→ What is being asked
From the pump system text below, copy word for word the stretch that starts with the words containing "A check valve" and ends with "the present disclosure.".

→ Extract
▼
A rotary output end of the flexible shaft assembly 16 may be coupled to a rotary input of a progressive cavity pump (PCP) 18 of types well known in the art for wellbore fluid pumping. In the embodiment shown in FIG. 2, a fluid discharge of the PCP 18 may be disposed proximate the axial end of the PCP 18 coupled to the flexible shaft assembly 16. A fluid intake end of the PCP 18 may be disposed proximate the opposite longitudinal end of the PCP 18 as that from the connection to the flexible shaft assembly 16.
A fluid intake (18A in FIG. 5) of the PCP 18 may be coupled to an axially elongated intake sub 20. The axially elongated intake sub 20 will be described in more detail below with reference to FIGS. 4 and 5.
FIG. 3 shows an enlarged view of components in the top connector assembly 12. A tubing end connector 34 may make mechanical coupling to the deployment tubing 28, e.g., coiled tubing. An electrical cable 24 may be nested in the interior of a bypass tube 32 for providing electrical power to a motor (not shown) that drives the PCP (18 in FIG. 2). The bypass tube 32 may be nested in the interior of the deployment tubing 28. Fluid flow from the outlet of the PCP (18 in FIG. 2) may flow through an annulus 33 between the bypass tube 32 and the interior of the deployment tubing 28. In the event the interior of the deployment tubing 28 becomes blocked with settled solids (e.g., sand), a bypass flow path 32B may be provided in the annular space between the power cable 24 and the bypass tube 32. It is contemplated that the bypass tube 32 will extend a longitudinal distance beyond the pump system (10 in FIG. 2) discharge in a direction toward the surface end of the wellbore greater than or equal to the maximum anticipated solids fill height (approximately 50 to 100 feet). The solids fill height may be calculated from solids fraction of the fluid pumped out of the wellbore and the total volume of the interior of the deployment tubing 28 above the pump system (10 in FIG. 2).
A check valve 22 maybe provided in a flow path defined by the annulus 33, i.e., the annular space between the exterior of the bypass tube 32 and the interior of the deployment tubing 28. The check valve 22 may be opened when flow from the PCP (18 in FIG. 2) moves up the annulus 33 and may close to substantially prevent solids entrained in the wellbore fluid above the tubing end connector 34 from settling in the pump system (10 in FIG. 2). The material from which the bypass tube 32 is made may be any suitable conduit material for use in a wellbore and the type of material used for the bypass tube 32 is not a limit on the scope of the present disclosure.
▲
→ Extracted records
▼
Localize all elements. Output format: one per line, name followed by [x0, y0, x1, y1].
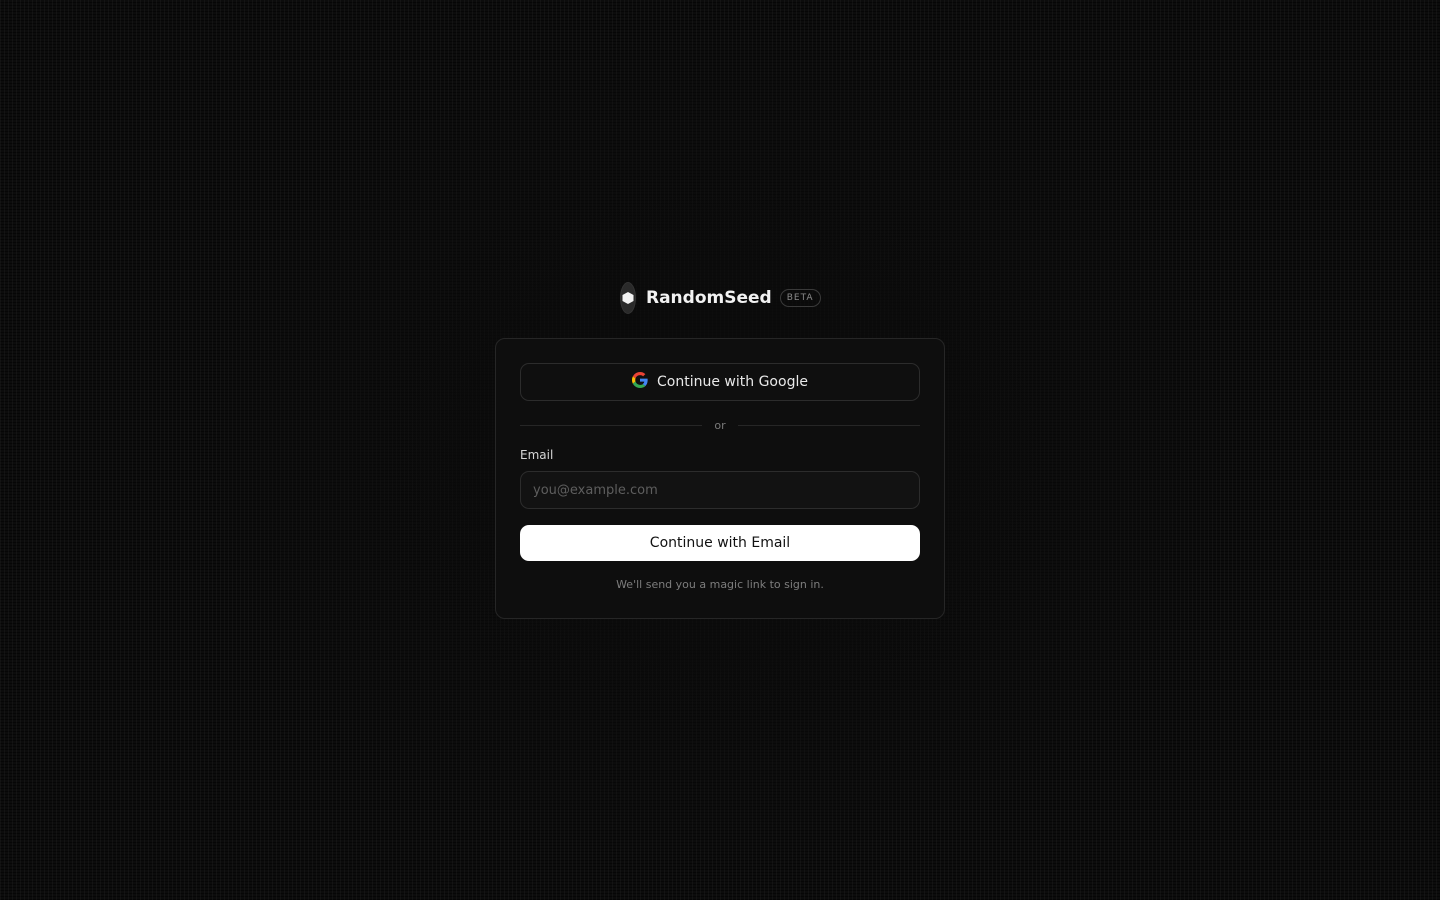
- sign-in-page: RandomSeed BETA Continue with Google or …: [0, 0, 1440, 900]
- google-icon: [632, 372, 648, 392]
- brand-name: RandomSeed: [646, 288, 772, 308]
- divider-line-right: [737, 424, 921, 426]
- divider-text: or: [714, 418, 726, 432]
- continue-with-google-button[interactable]: Continue with Google: [520, 363, 920, 401]
- hexagon-icon: [620, 282, 636, 314]
- divider-line-left: [520, 424, 703, 426]
- beta-badge: BETA: [779, 289, 821, 307]
- google-button-label: Continue with Google: [657, 374, 808, 390]
- email-label: Email: [520, 448, 554, 462]
- sign-in-card: Continue with Google or Email Continue w…: [495, 338, 945, 619]
- or-divider: or: [520, 417, 921, 433]
- continue-with-email-button[interactable]: Continue with Email: [520, 525, 920, 561]
- magic-link-hint: We'll send you a magic link to sign in.: [616, 578, 824, 591]
- email-input[interactable]: [520, 471, 920, 509]
- brand-header: RandomSeed BETA: [620, 282, 821, 314]
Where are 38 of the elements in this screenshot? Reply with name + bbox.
▲
→ Result for this task
A check valve 22 maybe provided in a flow path defined by the annulus 33, i.e., the annular space between the exterior of the bypass tube 32 and the interior of the deployment tubing 28. The check valve 22 may be opened when flow from the PCP (18 in FIG. 2) moves up the annulus 33 and may close to substantially prevent solids entrained in the wellbore fluid above the tubing end connector 34 from settling in the pump system (10 in FIG. 2). The material from which the bypass tube 32 is made may be any suitable conduit material for use in a wellbore and the type of material used for the bypass tube 32 is not a limit on the scope of the present disclosure.